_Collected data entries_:
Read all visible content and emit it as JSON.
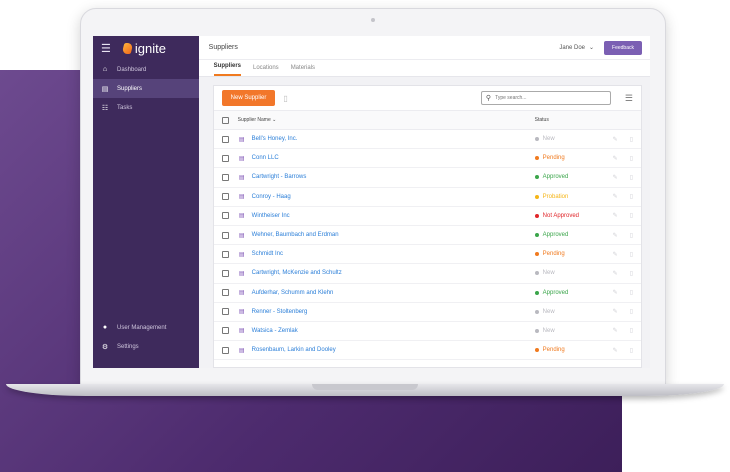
{
  "app": {
    "name": "ignite",
    "page_title": "Suppliers",
    "user": "Jane Doe",
    "feedback_label": "Feedback"
  },
  "sidebar": {
    "items": [
      {
        "label": "Dashboard",
        "icon": "home-icon",
        "active": false
      },
      {
        "label": "Suppliers",
        "icon": "factory-icon",
        "active": true
      },
      {
        "label": "Tasks",
        "icon": "tasks-icon",
        "active": false
      }
    ],
    "bottom_items": [
      {
        "label": "User Management",
        "icon": "user-icon"
      },
      {
        "label": "Settings",
        "icon": "gear-icon"
      }
    ]
  },
  "tabs": [
    {
      "label": "Suppliers",
      "active": true
    },
    {
      "label": "Locations",
      "active": false
    },
    {
      "label": "Materials",
      "active": false
    }
  ],
  "toolbar": {
    "new_button": "New Supplier",
    "search_placeholder": "Type search..."
  },
  "table": {
    "columns": [
      "Supplier Name ⌄",
      "Status"
    ],
    "rows": [
      {
        "name": "Bell's Honey, Inc.",
        "status": "New",
        "status_color": "#b9b9c0"
      },
      {
        "name": "Conn LLC",
        "status": "Pending",
        "status_color": "#f07a1f"
      },
      {
        "name": "Cartwright - Barrows",
        "status": "Approved",
        "status_color": "#3aa54a"
      },
      {
        "name": "Conroy - Haag",
        "status": "Probation",
        "status_color": "#f5b517"
      },
      {
        "name": "Wintheiser Inc",
        "status": "Not Approved",
        "status_color": "#e0262a"
      },
      {
        "name": "Wehner, Baumbach and Erdman",
        "status": "Approved",
        "status_color": "#3aa54a"
      },
      {
        "name": "Schmidt Inc",
        "status": "Pending",
        "status_color": "#f07a1f"
      },
      {
        "name": "Cartwright, McKenzie and Schultz",
        "status": "New",
        "status_color": "#b9b9c0"
      },
      {
        "name": "Aufderhar, Schumm and Klehn",
        "status": "Approved",
        "status_color": "#3aa54a"
      },
      {
        "name": "Renner - Stoltenberg",
        "status": "New",
        "status_color": "#b9b9c0"
      },
      {
        "name": "Watsica - Zemlak",
        "status": "New",
        "status_color": "#b9b9c0"
      },
      {
        "name": "Rosenbaum, Larkin and Dooley",
        "status": "Pending",
        "status_color": "#f07a1f"
      }
    ]
  }
}
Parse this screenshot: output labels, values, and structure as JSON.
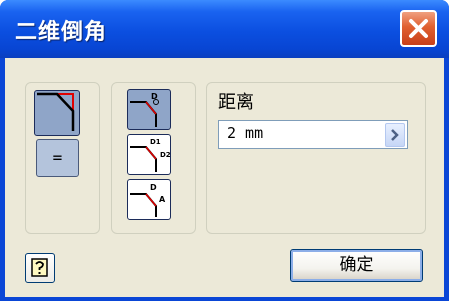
{
  "window": {
    "title": "二维倒角"
  },
  "icons": {
    "close": "close-icon",
    "distance_mode": "chamfer-distance-icon",
    "equal": "equal-sign",
    "method_distance": "chamfer-distance-method-icon",
    "method_two_distances": "chamfer-two-distances-icon",
    "method_distance_angle": "chamfer-distance-angle-icon",
    "help": "help-icon",
    "spin": "chevron-right-icon"
  },
  "mode_buttons": {
    "equal_label": "="
  },
  "distance": {
    "label": "距离",
    "value": "2 mm"
  },
  "method_labels": {
    "d": "D",
    "d1": "D1",
    "d2": "D2",
    "a": "A"
  },
  "footer": {
    "ok_label": "确定"
  },
  "colors": {
    "titlebar": "#0a4fe0",
    "client": "#ece9d8",
    "close": "#e06030",
    "chamfer_line": "#e00000"
  }
}
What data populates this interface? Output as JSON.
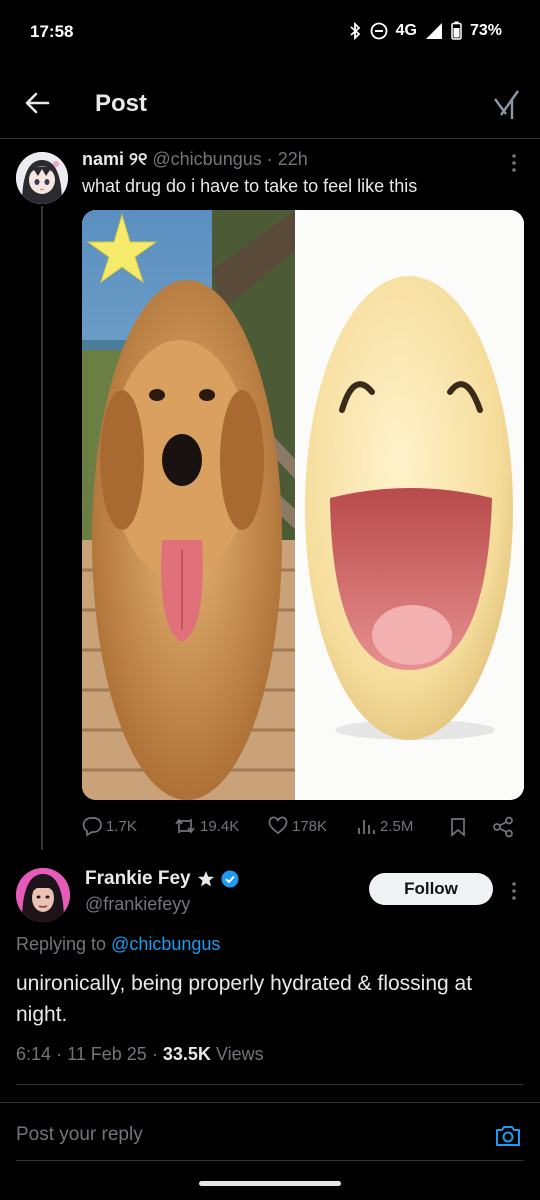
{
  "colors": {
    "background": "#000000",
    "text": "#e7e9ea",
    "muted": "#71767b",
    "accent": "#1d9bf0",
    "divider": "#2f3336"
  },
  "status_bar": {
    "time": "17:58",
    "network": "4G",
    "battery": "73%",
    "icons": [
      "bluetooth-icon",
      "do-not-disturb-icon",
      "signal-icon",
      "battery-icon"
    ]
  },
  "header": {
    "title": "Post",
    "back_icon": "arrow-left-icon",
    "grok_icon": "grok-icon"
  },
  "parent_post": {
    "display_name": "nami",
    "name_suffix": "୨୧",
    "handle": "@chicbungus",
    "separator": "·",
    "time": "22h",
    "text": "what drug do i have to take to feel like this",
    "media_description_icons": [
      "star-sticker",
      "golden-retriever-photo",
      "laughing-emoticon"
    ],
    "stats": {
      "replies": "1.7K",
      "reposts": "19.4K",
      "likes": "178K",
      "views": "2.5M"
    }
  },
  "reply_post": {
    "display_name": "Frankie Fey",
    "handle": "@frankiefeyy",
    "follow_label": "Follow",
    "replying_prefix": "Replying to",
    "replying_handle": "@chicbungus",
    "text": "unironically, being properly hydrated & flossing at night.",
    "time": "6:14",
    "separator": "·",
    "date": "11 Feb 25",
    "views_count": "33.5K",
    "views_label": "Views"
  },
  "composer": {
    "placeholder": "Post your reply",
    "camera_icon": "camera-icon"
  }
}
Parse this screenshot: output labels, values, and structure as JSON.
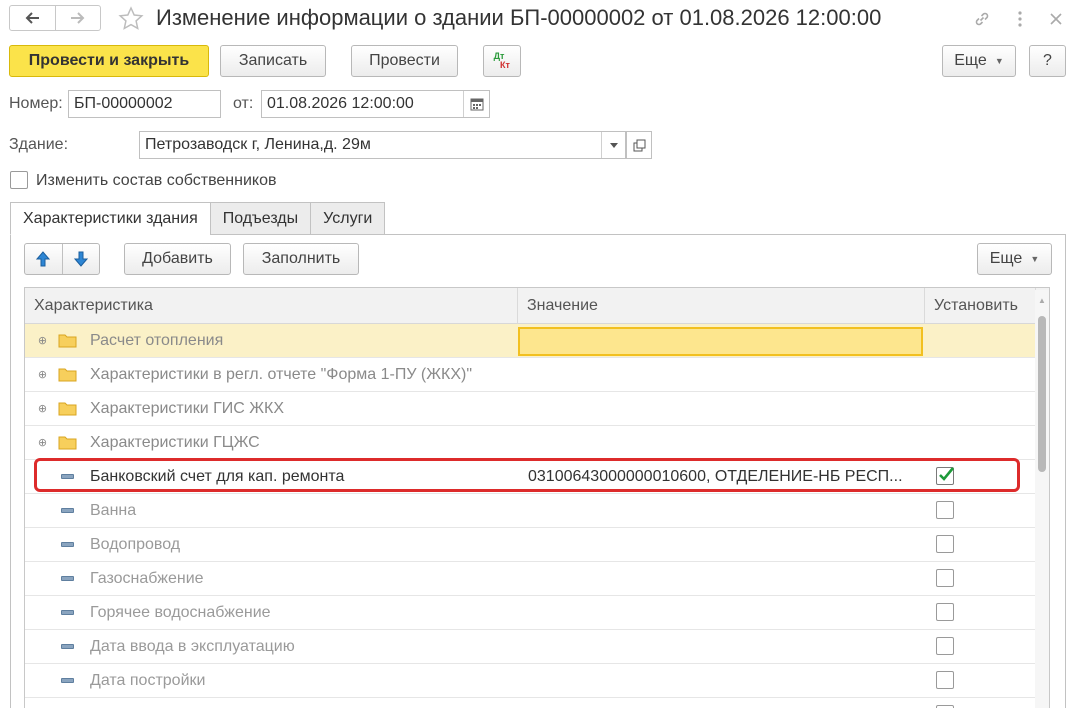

_SHORT TASK_:
Repeat the data exactly, dropping every picture it holds.

_ANSWER FOR THE TASK_:
Read all visible content and emit it as JSON.
{
  "app": {
    "name": "ignite",
    "page_title": "Suppliers",
    "user": "Jane Doe",
    "feedback_label": "Feedback"
  },
  "sidebar": {
    "items": [
      {
        "label": "Dashboard",
        "icon": "home-icon",
        "active": false
      },
      {
        "label": "Suppliers",
        "icon": "factory-icon",
        "active": true
      },
      {
        "label": "Tasks",
        "icon": "tasks-icon",
        "active": false
      }
    ],
    "bottom_items": [
      {
        "label": "User Management",
        "icon": "user-icon"
      },
      {
        "label": "Settings",
        "icon": "gear-icon"
      }
    ]
  },
  "tabs": [
    {
      "label": "Suppliers",
      "active": true
    },
    {
      "label": "Locations",
      "active": false
    },
    {
      "label": "Materials",
      "active": false
    }
  ],
  "toolbar": {
    "new_button": "New Supplier",
    "search_placeholder": "Type search..."
  },
  "table": {
    "columns": [
      "Supplier Name ⌄",
      "Status"
    ],
    "rows": [
      {
        "name": "Bell's Honey, Inc.",
        "status": "New",
        "status_color": "#b9b9c0"
      },
      {
        "name": "Conn LLC",
        "status": "Pending",
        "status_color": "#f07a1f"
      },
      {
        "name": "Cartwright - Barrows",
        "status": "Approved",
        "status_color": "#3aa54a"
      },
      {
        "name": "Conroy - Haag",
        "status": "Probation",
        "status_color": "#f5b517"
      },
      {
        "name": "Wintheiser Inc",
        "status": "Not Approved",
        "status_color": "#e0262a"
      },
      {
        "name": "Wehner, Baumbach and Erdman",
        "status": "Approved",
        "status_color": "#3aa54a"
      },
      {
        "name": "Schmidt Inc",
        "status": "Pending",
        "status_color": "#f07a1f"
      },
      {
        "name": "Cartwright, McKenzie and Schultz",
        "status": "New",
        "status_color": "#b9b9c0"
      },
      {
        "name": "Aufderhar, Schumm and Klehn",
        "status": "Approved",
        "status_color": "#3aa54a"
      },
      {
        "name": "Renner - Stoltenberg",
        "status": "New",
        "status_color": "#b9b9c0"
      },
      {
        "name": "Watsica - Zemlak",
        "status": "New",
        "status_color": "#b9b9c0"
      },
      {
        "name": "Rosenbaum, Larkin and Dooley",
        "status": "Pending",
        "status_color": "#f07a1f"
      }
    ]
  }
}
Parse this screenshot: output labels, values, and structure as JSON.
{
  "window": {
    "title": "二维倒角"
  },
  "icons": {
    "close": "close-icon",
    "distance_mode": "chamfer-distance-icon",
    "equal": "equal-sign",
    "method_distance": "chamfer-distance-method-icon",
    "method_two_distances": "chamfer-two-distances-icon",
    "method_distance_angle": "chamfer-distance-angle-icon",
    "help": "help-icon",
    "spin": "chevron-right-icon"
  },
  "mode_buttons": {
    "equal_label": "="
  },
  "distance": {
    "label": "距离",
    "value": "2 mm"
  },
  "method_labels": {
    "d": "D",
    "d1": "D1",
    "d2": "D2",
    "a": "A"
  },
  "footer": {
    "ok_label": "确定"
  },
  "colors": {
    "titlebar": "#0a4fe0",
    "client": "#ece9d8",
    "close": "#e06030",
    "chamfer_line": "#e00000"
  }
}
What data populates this interface? Output as JSON.
{
  "colors": {
    "background": "#000000",
    "text": "#e7e9ea",
    "muted": "#71767b",
    "accent": "#1d9bf0",
    "divider": "#2f3336"
  },
  "status_bar": {
    "time": "17:58",
    "network": "4G",
    "battery": "73%",
    "icons": [
      "bluetooth-icon",
      "do-not-disturb-icon",
      "signal-icon",
      "battery-icon"
    ]
  },
  "header": {
    "title": "Post",
    "back_icon": "arrow-left-icon",
    "grok_icon": "grok-icon"
  },
  "parent_post": {
    "display_name": "nami",
    "name_suffix": "୨୧",
    "handle": "@chicbungus",
    "separator": "·",
    "time": "22h",
    "text": "what drug do i have to take to feel like this",
    "media_description_icons": [
      "star-sticker",
      "golden-retriever-photo",
      "laughing-emoticon"
    ],
    "stats": {
      "replies": "1.7K",
      "reposts": "19.4K",
      "likes": "178K",
      "views": "2.5M"
    }
  },
  "reply_post": {
    "display_name": "Frankie Fey",
    "handle": "@frankiefeyy",
    "follow_label": "Follow",
    "replying_prefix": "Replying to",
    "replying_handle": "@chicbungus",
    "text": "unironically, being properly hydrated & flossing at night.",
    "time": "6:14",
    "separator": "·",
    "date": "11 Feb 25",
    "views_count": "33.5K",
    "views_label": "Views"
  },
  "composer": {
    "placeholder": "Post your reply",
    "camera_icon": "camera-icon"
  }
}
Parse this screenshot: output labels, values, and structure as JSON.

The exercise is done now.